#### Task to complete:
Pick out each line below containing "Dipôles".

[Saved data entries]

********

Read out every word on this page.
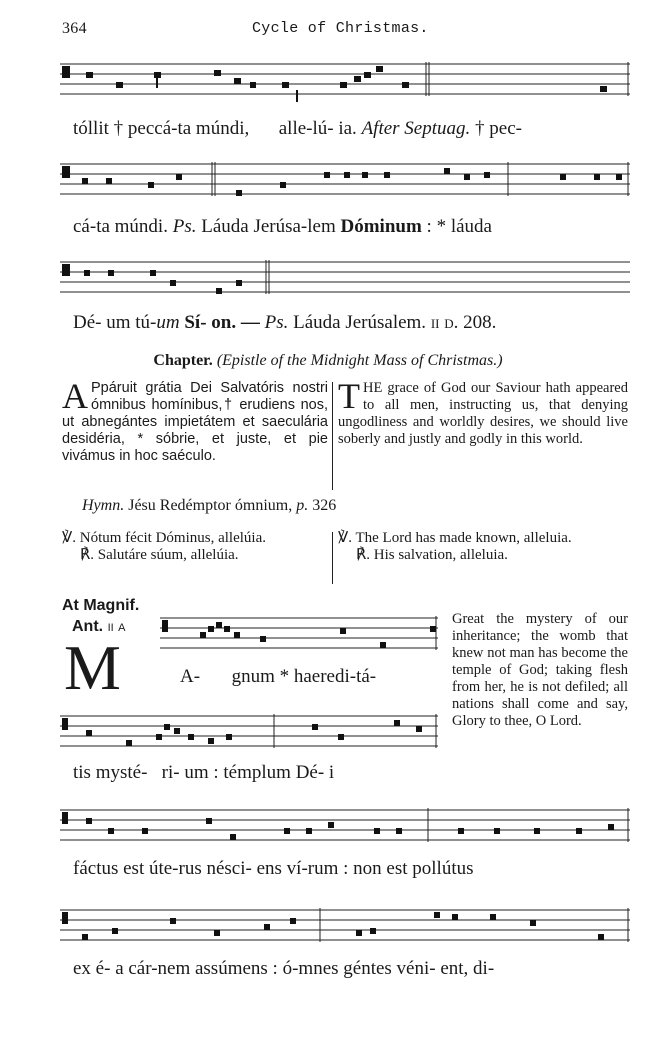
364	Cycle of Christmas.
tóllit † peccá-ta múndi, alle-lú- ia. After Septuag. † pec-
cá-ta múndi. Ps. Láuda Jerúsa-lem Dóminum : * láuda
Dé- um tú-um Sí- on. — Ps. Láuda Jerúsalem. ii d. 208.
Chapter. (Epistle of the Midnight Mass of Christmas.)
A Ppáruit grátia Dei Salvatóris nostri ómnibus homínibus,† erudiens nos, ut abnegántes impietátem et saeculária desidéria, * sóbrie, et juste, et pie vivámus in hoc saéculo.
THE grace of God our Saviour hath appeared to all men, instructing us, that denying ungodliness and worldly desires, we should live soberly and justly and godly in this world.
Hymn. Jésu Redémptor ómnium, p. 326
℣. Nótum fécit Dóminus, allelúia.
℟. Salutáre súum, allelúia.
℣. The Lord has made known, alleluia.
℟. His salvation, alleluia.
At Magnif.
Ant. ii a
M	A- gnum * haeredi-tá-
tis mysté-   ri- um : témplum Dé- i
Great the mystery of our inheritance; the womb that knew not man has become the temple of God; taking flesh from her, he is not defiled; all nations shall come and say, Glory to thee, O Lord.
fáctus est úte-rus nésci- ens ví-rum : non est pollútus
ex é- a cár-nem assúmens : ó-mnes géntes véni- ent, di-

********

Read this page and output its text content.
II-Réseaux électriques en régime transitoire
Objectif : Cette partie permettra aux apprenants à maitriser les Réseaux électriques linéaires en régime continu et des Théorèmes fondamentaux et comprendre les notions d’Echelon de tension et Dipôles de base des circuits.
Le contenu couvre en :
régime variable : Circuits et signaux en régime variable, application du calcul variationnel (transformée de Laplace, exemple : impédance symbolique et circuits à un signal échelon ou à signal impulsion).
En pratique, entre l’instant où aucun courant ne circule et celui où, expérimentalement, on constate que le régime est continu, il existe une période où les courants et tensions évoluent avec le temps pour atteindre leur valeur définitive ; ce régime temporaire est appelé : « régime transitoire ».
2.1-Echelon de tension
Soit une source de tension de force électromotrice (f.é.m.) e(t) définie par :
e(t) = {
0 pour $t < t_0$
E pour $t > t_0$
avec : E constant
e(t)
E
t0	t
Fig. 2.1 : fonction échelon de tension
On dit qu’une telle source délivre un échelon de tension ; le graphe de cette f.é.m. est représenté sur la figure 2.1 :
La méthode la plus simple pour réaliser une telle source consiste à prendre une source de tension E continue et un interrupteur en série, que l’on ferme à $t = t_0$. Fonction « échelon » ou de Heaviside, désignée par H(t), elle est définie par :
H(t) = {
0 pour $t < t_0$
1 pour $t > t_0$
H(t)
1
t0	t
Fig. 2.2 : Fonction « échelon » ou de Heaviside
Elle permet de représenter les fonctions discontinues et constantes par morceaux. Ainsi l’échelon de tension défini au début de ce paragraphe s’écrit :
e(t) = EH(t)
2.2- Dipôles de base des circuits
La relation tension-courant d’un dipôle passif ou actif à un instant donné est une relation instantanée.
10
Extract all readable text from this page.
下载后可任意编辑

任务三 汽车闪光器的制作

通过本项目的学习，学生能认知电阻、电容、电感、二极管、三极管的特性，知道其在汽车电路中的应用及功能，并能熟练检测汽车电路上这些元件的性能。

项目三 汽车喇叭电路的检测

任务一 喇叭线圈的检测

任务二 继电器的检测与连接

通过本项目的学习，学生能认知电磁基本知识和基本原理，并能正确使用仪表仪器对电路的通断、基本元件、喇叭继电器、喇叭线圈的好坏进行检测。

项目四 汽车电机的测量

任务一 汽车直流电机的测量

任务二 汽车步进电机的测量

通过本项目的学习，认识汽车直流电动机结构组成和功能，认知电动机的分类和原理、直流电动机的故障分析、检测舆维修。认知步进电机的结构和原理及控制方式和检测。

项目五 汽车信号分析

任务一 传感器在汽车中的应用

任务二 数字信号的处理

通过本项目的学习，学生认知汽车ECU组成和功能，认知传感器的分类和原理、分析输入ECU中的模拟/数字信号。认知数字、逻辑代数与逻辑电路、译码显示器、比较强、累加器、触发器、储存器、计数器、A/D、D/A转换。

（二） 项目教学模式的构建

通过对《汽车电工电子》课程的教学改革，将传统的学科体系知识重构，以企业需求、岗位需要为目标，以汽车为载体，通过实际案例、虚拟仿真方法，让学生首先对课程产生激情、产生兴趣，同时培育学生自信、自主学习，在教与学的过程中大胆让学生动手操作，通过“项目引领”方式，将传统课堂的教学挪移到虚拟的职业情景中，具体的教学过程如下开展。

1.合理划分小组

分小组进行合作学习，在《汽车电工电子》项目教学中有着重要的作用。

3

********

#### Written answer:
Objectif : Cette partie permettra aux apprenants à maitriser les Réseaux électriques linéaires en régime continu et des Théorèmes fondamentaux et comprendre les notions d’Echelon de tension et Dipôles de base des circuits.
2.2- Dipôles de base des circuits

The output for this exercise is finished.